Below are some records. Say how many of their lines include the string "xlabel", giving only the number.

▸ **DATA PROVIDED**
## START

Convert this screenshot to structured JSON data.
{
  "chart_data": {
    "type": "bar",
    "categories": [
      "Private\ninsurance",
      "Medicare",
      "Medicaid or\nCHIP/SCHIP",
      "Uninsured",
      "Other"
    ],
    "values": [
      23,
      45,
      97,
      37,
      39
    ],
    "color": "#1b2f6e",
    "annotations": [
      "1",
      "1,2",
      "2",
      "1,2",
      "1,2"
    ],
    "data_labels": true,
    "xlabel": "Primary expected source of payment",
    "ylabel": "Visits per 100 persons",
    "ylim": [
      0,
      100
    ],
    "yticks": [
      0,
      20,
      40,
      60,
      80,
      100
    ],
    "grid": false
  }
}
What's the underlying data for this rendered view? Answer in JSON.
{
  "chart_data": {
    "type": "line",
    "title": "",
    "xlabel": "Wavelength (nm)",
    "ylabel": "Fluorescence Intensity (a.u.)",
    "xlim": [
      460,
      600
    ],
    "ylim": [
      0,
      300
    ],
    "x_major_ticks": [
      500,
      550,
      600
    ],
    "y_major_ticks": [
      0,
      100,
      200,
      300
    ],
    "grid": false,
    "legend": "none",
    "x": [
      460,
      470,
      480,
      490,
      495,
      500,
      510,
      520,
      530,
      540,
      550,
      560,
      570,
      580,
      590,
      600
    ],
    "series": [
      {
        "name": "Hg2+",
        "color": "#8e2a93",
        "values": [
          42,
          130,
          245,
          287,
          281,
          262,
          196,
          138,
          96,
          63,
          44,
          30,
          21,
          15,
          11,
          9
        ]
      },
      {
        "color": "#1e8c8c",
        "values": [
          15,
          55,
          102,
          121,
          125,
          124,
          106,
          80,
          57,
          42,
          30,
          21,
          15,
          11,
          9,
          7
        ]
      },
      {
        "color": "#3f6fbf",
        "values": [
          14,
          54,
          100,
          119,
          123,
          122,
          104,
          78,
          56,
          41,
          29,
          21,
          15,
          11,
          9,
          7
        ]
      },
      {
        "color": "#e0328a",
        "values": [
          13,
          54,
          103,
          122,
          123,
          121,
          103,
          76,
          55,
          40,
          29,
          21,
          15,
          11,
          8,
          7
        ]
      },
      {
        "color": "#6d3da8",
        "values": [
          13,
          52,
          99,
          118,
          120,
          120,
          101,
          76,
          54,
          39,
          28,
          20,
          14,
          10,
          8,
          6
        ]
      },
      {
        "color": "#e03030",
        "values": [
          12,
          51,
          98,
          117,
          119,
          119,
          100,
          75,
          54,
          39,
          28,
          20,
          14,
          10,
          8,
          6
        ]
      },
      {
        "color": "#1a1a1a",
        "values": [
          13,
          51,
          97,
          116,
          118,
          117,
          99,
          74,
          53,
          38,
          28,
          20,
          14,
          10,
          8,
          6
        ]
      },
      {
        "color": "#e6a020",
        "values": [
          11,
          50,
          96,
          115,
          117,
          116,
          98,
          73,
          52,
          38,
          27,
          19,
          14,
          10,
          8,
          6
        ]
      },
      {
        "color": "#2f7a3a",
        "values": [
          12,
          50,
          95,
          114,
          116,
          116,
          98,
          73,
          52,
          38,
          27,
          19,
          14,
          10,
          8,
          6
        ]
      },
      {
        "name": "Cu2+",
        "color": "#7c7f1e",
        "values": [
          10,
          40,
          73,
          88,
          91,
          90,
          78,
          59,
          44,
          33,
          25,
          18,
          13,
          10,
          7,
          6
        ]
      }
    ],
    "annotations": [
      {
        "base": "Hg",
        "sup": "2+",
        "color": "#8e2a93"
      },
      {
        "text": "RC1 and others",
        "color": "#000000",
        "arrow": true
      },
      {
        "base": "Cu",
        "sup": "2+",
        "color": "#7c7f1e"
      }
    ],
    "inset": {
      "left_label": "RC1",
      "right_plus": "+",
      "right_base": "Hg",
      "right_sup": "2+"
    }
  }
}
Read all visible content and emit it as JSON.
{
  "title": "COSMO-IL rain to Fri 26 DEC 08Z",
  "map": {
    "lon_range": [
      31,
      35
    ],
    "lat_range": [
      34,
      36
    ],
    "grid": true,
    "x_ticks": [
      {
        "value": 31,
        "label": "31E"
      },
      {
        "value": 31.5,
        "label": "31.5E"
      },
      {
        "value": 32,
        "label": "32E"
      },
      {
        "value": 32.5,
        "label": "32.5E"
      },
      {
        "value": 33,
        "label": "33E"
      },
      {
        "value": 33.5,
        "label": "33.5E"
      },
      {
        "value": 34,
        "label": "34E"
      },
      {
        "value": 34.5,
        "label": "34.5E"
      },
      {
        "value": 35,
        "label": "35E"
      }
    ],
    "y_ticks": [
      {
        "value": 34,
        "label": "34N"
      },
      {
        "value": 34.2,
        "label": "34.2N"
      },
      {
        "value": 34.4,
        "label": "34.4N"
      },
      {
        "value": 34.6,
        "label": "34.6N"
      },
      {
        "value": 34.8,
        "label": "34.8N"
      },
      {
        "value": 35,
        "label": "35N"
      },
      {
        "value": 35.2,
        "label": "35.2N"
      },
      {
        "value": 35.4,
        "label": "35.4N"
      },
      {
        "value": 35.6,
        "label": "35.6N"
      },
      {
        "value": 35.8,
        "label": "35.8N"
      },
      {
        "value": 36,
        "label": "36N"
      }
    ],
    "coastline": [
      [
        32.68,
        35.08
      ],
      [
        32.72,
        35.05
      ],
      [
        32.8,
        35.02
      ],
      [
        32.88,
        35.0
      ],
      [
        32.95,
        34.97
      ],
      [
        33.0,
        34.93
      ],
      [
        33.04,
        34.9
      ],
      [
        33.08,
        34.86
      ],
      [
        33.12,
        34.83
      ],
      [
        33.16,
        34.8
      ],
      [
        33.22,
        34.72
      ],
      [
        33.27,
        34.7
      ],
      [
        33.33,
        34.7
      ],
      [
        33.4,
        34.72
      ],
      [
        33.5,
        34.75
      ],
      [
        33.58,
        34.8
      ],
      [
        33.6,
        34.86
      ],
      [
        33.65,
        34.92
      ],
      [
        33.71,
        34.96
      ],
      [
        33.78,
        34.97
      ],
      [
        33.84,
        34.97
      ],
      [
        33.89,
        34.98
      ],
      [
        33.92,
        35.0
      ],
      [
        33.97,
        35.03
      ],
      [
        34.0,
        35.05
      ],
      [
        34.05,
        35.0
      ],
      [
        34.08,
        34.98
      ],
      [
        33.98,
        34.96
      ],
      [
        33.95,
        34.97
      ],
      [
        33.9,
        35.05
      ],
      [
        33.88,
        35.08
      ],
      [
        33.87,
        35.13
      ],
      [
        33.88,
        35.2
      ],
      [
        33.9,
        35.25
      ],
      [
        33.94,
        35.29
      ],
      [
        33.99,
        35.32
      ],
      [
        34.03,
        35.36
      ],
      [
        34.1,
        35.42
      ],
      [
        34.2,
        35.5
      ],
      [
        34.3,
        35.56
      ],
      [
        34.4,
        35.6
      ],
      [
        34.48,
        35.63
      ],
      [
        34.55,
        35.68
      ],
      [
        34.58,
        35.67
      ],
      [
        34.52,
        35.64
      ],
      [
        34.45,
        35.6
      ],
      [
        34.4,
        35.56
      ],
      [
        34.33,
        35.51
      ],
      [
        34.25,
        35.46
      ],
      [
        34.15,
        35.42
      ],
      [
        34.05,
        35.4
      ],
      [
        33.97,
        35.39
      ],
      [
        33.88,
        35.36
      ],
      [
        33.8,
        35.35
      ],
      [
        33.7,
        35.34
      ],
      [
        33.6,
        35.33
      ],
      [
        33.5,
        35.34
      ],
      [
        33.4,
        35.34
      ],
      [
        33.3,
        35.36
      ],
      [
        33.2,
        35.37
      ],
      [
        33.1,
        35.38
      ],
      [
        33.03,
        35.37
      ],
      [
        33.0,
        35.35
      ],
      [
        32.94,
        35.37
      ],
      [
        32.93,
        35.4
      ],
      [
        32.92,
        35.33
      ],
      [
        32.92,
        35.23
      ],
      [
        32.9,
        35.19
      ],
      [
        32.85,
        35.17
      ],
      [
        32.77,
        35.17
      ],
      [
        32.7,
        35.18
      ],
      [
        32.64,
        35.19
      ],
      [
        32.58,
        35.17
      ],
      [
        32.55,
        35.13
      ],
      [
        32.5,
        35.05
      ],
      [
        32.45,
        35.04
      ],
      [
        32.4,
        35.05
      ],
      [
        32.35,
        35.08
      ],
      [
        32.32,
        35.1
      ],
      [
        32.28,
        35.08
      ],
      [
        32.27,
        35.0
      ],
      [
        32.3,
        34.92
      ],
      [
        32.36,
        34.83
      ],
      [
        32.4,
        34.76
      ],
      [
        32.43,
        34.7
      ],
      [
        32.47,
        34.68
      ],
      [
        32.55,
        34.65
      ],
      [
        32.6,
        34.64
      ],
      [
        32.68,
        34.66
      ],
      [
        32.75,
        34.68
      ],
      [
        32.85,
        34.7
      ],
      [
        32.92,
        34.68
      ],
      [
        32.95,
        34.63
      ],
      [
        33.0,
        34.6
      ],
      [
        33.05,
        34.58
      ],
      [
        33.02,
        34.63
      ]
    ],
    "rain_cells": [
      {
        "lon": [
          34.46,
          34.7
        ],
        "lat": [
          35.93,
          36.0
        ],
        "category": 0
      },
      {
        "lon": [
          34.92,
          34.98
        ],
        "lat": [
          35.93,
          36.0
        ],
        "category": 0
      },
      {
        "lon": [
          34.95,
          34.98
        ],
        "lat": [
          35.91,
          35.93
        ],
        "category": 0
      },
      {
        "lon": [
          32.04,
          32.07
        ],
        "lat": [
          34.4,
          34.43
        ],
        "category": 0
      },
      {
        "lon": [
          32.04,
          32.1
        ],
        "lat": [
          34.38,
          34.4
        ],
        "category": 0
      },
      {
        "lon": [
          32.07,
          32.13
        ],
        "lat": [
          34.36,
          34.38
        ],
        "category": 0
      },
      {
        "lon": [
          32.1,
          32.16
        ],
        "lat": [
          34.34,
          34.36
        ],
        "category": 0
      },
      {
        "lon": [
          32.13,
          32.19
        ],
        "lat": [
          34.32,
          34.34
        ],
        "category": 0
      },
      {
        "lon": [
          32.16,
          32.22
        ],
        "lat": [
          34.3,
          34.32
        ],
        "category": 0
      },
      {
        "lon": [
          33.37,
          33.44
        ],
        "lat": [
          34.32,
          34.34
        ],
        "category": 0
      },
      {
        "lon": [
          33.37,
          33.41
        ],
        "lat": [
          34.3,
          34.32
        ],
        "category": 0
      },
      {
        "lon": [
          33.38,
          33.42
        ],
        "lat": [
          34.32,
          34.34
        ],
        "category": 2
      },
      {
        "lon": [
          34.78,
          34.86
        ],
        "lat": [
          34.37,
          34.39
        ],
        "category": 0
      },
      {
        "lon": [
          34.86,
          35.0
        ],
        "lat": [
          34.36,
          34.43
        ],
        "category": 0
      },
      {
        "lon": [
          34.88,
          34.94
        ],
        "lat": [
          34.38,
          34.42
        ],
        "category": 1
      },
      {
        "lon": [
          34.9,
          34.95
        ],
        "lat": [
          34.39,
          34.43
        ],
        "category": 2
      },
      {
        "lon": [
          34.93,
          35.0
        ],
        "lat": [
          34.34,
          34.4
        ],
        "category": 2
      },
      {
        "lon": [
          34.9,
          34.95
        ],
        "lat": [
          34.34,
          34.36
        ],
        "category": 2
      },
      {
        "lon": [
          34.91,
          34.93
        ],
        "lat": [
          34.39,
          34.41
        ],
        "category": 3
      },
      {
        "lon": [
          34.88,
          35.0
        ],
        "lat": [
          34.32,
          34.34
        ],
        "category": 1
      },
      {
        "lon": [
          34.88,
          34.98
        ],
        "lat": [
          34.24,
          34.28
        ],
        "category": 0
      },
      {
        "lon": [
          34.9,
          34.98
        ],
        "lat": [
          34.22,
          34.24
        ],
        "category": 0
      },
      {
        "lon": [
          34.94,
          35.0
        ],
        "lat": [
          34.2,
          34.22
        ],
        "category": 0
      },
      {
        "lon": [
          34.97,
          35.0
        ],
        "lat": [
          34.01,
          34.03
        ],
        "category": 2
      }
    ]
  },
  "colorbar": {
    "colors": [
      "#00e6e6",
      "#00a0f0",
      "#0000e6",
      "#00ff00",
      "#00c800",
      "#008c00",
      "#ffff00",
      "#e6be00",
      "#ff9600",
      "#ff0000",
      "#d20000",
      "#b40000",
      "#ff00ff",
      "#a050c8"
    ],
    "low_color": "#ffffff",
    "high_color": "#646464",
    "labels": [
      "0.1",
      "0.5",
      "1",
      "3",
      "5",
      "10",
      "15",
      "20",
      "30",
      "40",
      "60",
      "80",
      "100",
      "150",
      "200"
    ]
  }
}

## END

▸ **CORRECT RESULT**
2